Data for the task:
┏━━

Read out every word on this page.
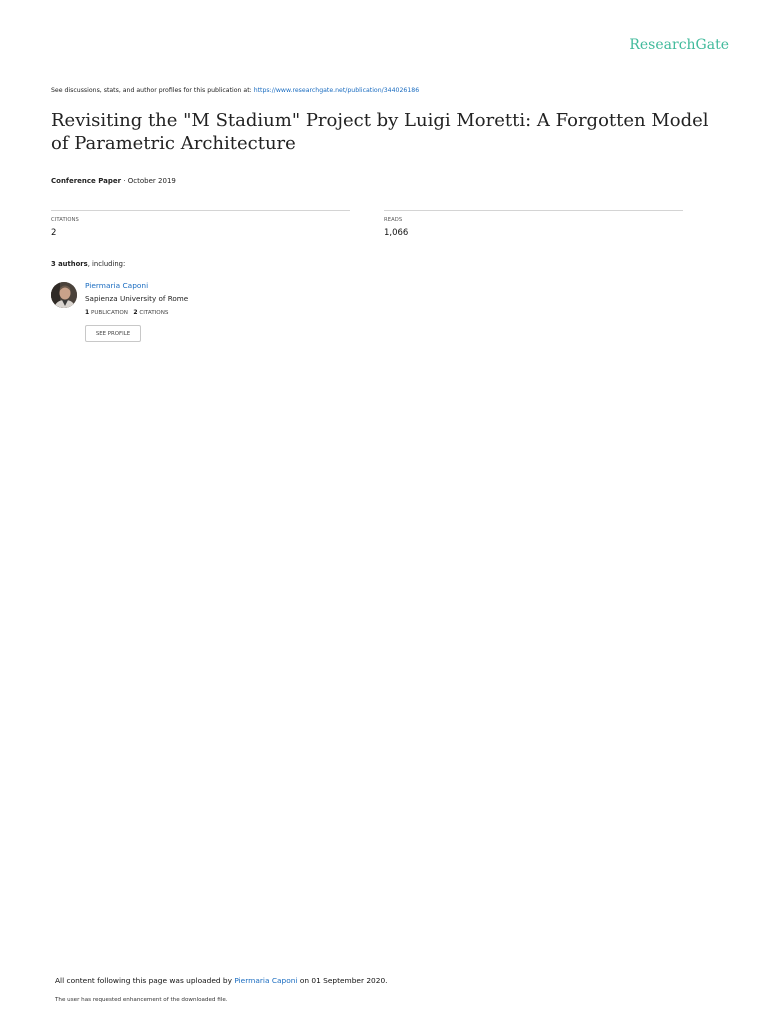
ResearchGate
See discussions, stats, and author profiles for this publication at: https://www.researchgate.net/publication/344026186
Revisiting the "M Stadium" Project by Luigi Moretti: A Forgotten Model of Parametric Architecture
Conference Paper · October 2019
CITATIONS
2
READS
1,066
3 authors, including:
Piermaria Caponi
Sapienza University of Rome
1 PUBLICATION 2 CITATIONS
SEE PROFILE
All content following this page was uploaded by Piermaria Caponi on 01 September 2020.
The user has requested enhancement of the downloaded file.
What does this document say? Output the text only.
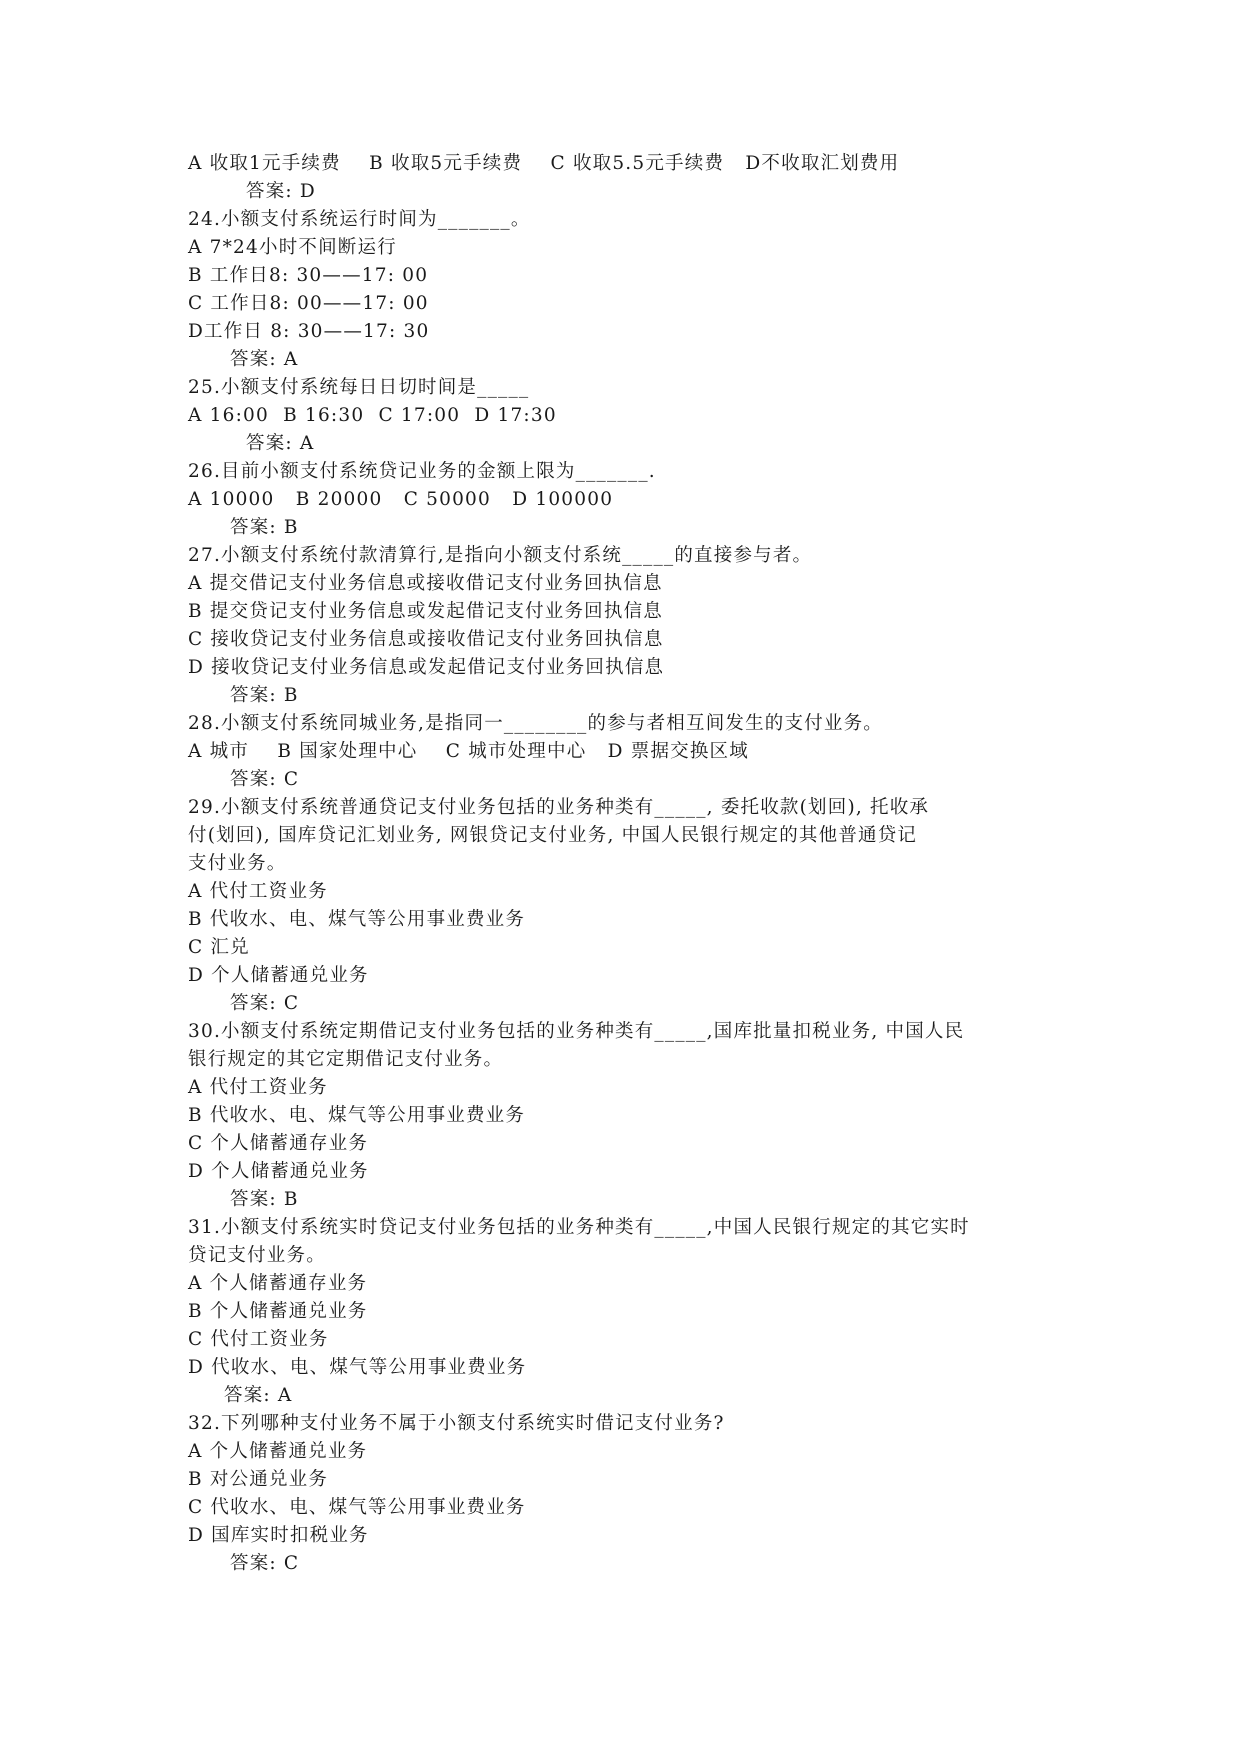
A 收取1元手续费    B 收取5元手续费    C 收取5.5元手续费   D不收取汇划费用
答案: D
24.小额支付系统运行时间为_______。
A 7*24小时不间断运行
B 工作日8: 30——17: 00
C 工作日8: 00——17: 00
D工作日 8: 30——17: 30
答案: A
25.小额支付系统每日日切时间是_____
A 16:00  B 16:30  C 17:00  D 17:30
答案: A
26.目前小额支付系统贷记业务的金额上限为_______.
A 10000   B 20000   C 50000   D 100000
答案: B
27.小额支付系统付款清算行,是指向小额支付系统_____的直接参与者。
A 提交借记支付业务信息或接收借记支付业务回执信息
B 提交贷记支付业务信息或发起借记支付业务回执信息
C 接收贷记支付业务信息或接收借记支付业务回执信息
D 接收贷记支付业务信息或发起借记支付业务回执信息
答案: B
28.小额支付系统同城业务,是指同一________的参与者相互间发生的支付业务。
A 城市    B 国家处理中心    C 城市处理中心   D 票据交换区域
答案: C
29.小额支付系统普通贷记支付业务包括的业务种类有_____, 委托收款(划回), 托收承
付(划回), 国库贷记汇划业务, 网银贷记支付业务, 中国人民银行规定的其他普通贷记
支付业务。
A 代付工资业务
B 代收水、电、煤气等公用事业费业务
C 汇兑
D 个人储蓄通兑业务
答案: C
30.小额支付系统定期借记支付业务包括的业务种类有_____,国库批量扣税业务, 中国人民
银行规定的其它定期借记支付业务。
A 代付工资业务
B 代收水、电、煤气等公用事业费业务
C 个人储蓄通存业务
D 个人储蓄通兑业务
答案: B
31.小额支付系统实时贷记支付业务包括的业务种类有_____,中国人民银行规定的其它实时
贷记支付业务。
A 个人储蓄通存业务
B 个人储蓄通兑业务
C 代付工资业务
D 代收水、电、煤气等公用事业费业务
答案: A
32.下列哪种支付业务不属于小额支付系统实时借记支付业务?
A 个人储蓄通兑业务
B 对公通兑业务
C 代收水、电、煤气等公用事业费业务
D 国库实时扣税业务
答案: C
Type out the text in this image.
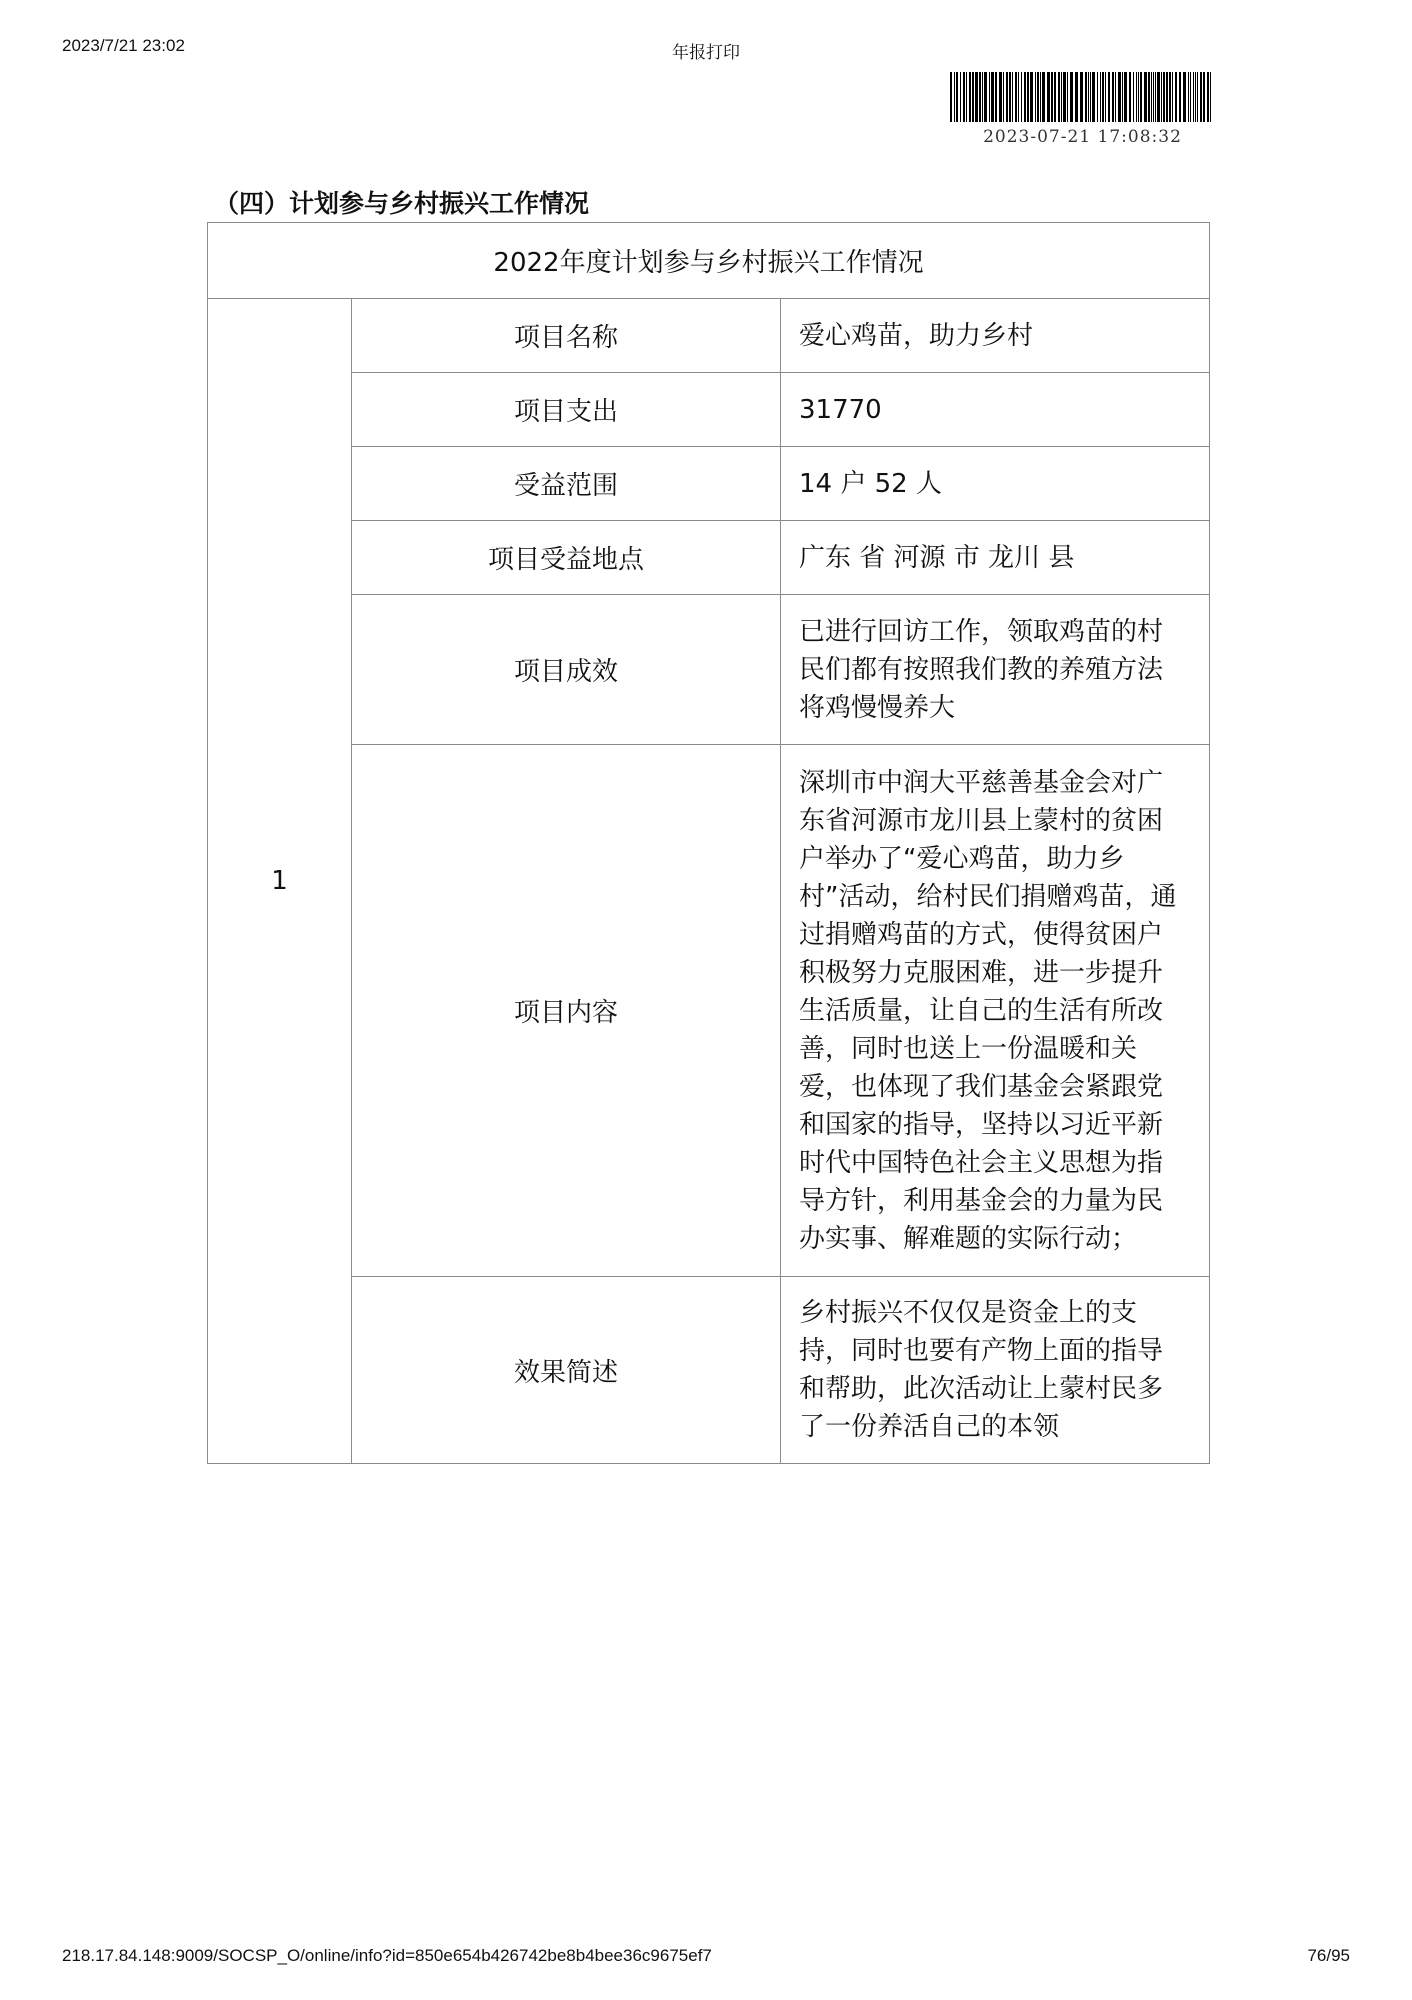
2023/7/21 23:02	年报打印
2023-07-21 17:08:32
（四）计划参与乡村振兴工作情况
2022年度计划参与乡村振兴工作情况		
1	项目名称	爱心鸡苗，助力乡村
	项目支出	31770
	受益范围	14 户 52 人
	项目受益地点	广东 省 河源 市 龙川 县
	项目成效	已进行回访工作，领取鸡苗的村民们都有按照我们教的养殖方法将鸡慢慢养大
	项目内容	深圳市中润大平慈善基金会对广东省河源市龙川县上蒙村的贫困户举办了“爱心鸡苗，助力乡村”活动，给村民们捐赠鸡苗，通过捐赠鸡苗的方式，使得贫困户积极努力克服困难，进一步提升生活质量，让自己的生活有所改善，同时也送上一份温暖和关爱，也体现了我们基金会紧跟党和国家的指导，坚持以习近平新时代中国特色社会主义思想为指导方针，利用基金会的力量为民办实事、解难题的实际行动；
	效果简述	乡村振兴不仅仅是资金上的支持，同时也要有产物上面的指导和帮助，此次活动让上蒙村民多了一份养活自己的本领
218.17.84.148:9009/SOCSP_O/online/info?id=850e654b426742be8b4bee36c9675ef7	76/95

┗━━

Stated exercise: Among the entries above, identify all lines with "this" and copy them.

Task response:
Read out every word on this page.
See discussions, stats, and author profiles for this publication at: https://www.researchgate.net/publication/344026186
All content following this page was uploaded by Piermaria Caponi on 01 September 2020.
What does this document say? Output the text only.
Type out the text in this image.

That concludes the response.